===== MATERIAL SUPPLIED =====
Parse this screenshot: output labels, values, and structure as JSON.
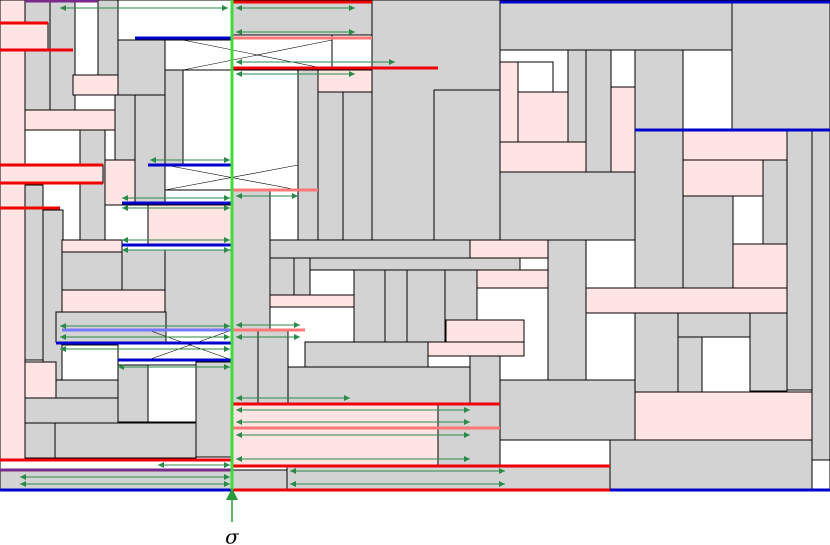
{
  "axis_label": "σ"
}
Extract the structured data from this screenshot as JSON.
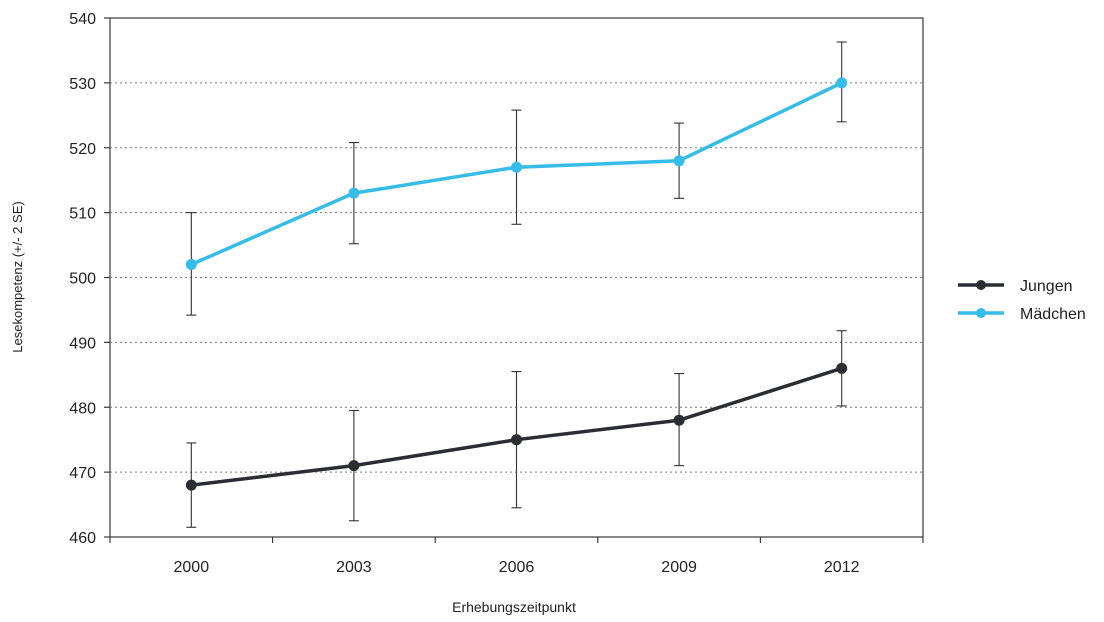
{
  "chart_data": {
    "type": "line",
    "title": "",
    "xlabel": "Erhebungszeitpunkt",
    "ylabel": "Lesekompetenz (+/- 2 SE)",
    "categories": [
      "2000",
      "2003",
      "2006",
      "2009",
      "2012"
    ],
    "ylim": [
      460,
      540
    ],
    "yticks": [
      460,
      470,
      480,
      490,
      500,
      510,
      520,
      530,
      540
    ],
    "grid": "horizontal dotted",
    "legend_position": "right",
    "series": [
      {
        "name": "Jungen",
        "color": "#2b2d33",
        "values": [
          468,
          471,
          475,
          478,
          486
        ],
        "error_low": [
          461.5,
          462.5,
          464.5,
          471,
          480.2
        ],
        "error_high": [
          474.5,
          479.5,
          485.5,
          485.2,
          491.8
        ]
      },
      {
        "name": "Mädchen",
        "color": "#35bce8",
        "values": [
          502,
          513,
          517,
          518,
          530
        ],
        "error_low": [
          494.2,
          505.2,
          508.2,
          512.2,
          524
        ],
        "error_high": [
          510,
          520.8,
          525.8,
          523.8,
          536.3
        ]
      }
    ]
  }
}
=====
**GIVEN EXERCISE**:
Say how many lines of the listing above contain "this", with no other words.

**RESPONSE TO THE TASK**:
2